(What is expected)
In the material below, the lines containing the word "Mežaparka" are required; copy each of them.

[Excerpt from a dataset]
______

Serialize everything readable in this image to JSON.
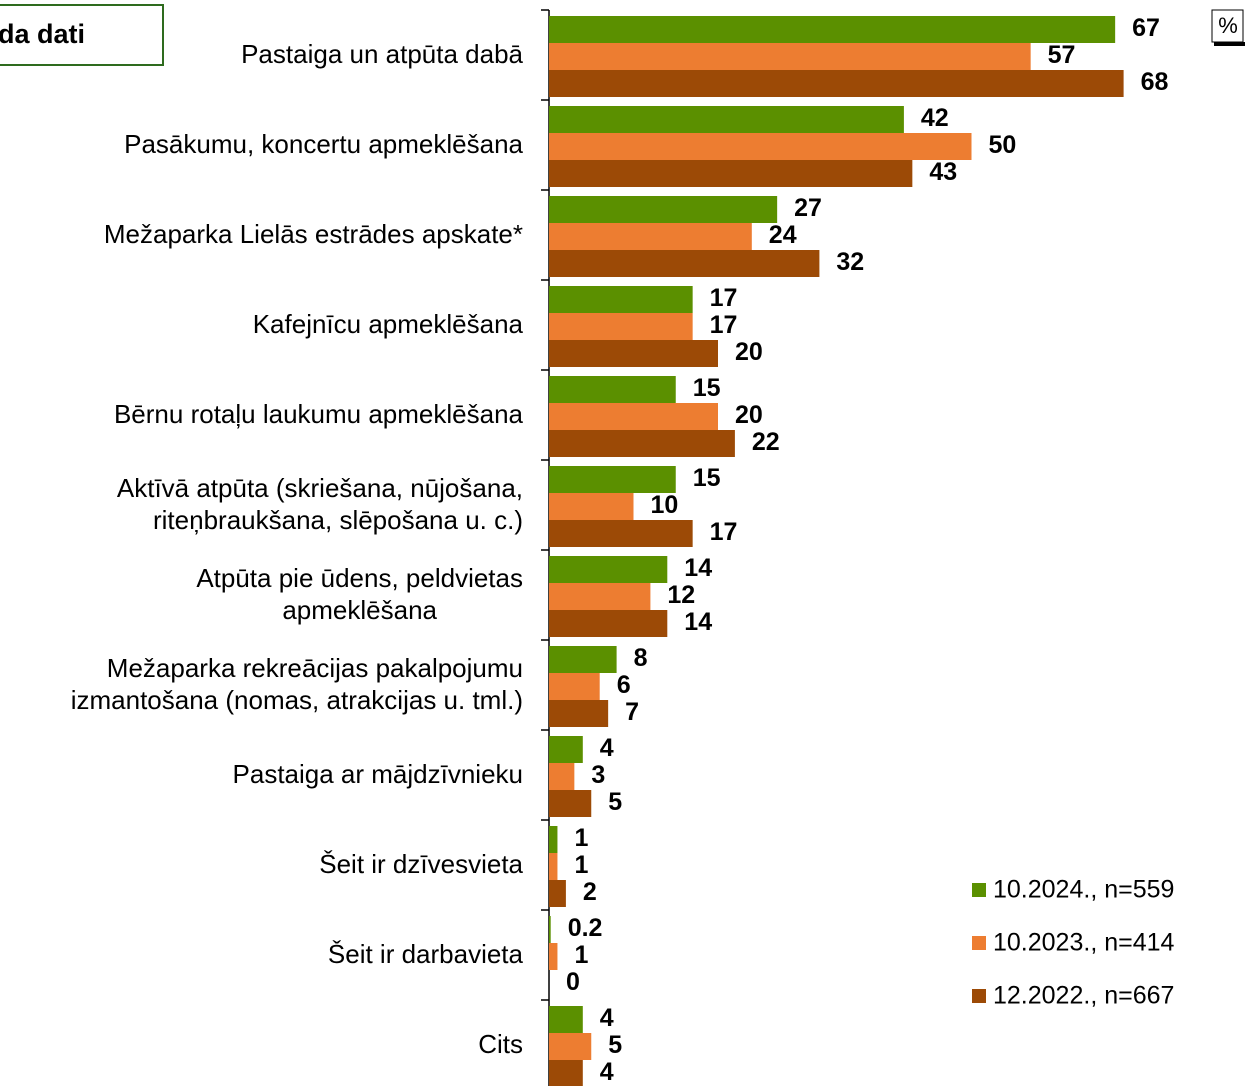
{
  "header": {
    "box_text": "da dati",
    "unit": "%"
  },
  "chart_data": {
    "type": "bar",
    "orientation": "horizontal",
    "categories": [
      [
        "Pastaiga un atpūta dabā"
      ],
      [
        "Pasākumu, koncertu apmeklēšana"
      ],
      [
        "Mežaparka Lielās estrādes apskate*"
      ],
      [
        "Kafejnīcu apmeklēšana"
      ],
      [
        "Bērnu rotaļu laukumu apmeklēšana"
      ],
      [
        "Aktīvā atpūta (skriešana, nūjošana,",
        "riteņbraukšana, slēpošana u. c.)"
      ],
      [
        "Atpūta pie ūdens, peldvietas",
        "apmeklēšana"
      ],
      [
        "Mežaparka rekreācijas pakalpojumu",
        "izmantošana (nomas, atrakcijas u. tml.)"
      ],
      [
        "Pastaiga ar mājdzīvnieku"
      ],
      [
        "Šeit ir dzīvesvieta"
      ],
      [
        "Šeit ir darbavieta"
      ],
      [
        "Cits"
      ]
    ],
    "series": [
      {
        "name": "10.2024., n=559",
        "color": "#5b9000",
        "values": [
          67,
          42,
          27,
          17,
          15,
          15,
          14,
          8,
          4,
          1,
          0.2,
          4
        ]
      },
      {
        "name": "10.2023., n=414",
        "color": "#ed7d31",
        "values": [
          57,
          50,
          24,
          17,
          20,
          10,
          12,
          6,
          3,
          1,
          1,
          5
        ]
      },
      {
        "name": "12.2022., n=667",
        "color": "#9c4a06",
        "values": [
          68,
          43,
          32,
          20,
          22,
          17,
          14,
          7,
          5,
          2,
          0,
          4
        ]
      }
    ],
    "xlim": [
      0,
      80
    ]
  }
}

______

(Result of the exercise)
        "Mežaparka Lielās estrādes apskate*"
        "Mežaparka rekreācijas pakalpojumu",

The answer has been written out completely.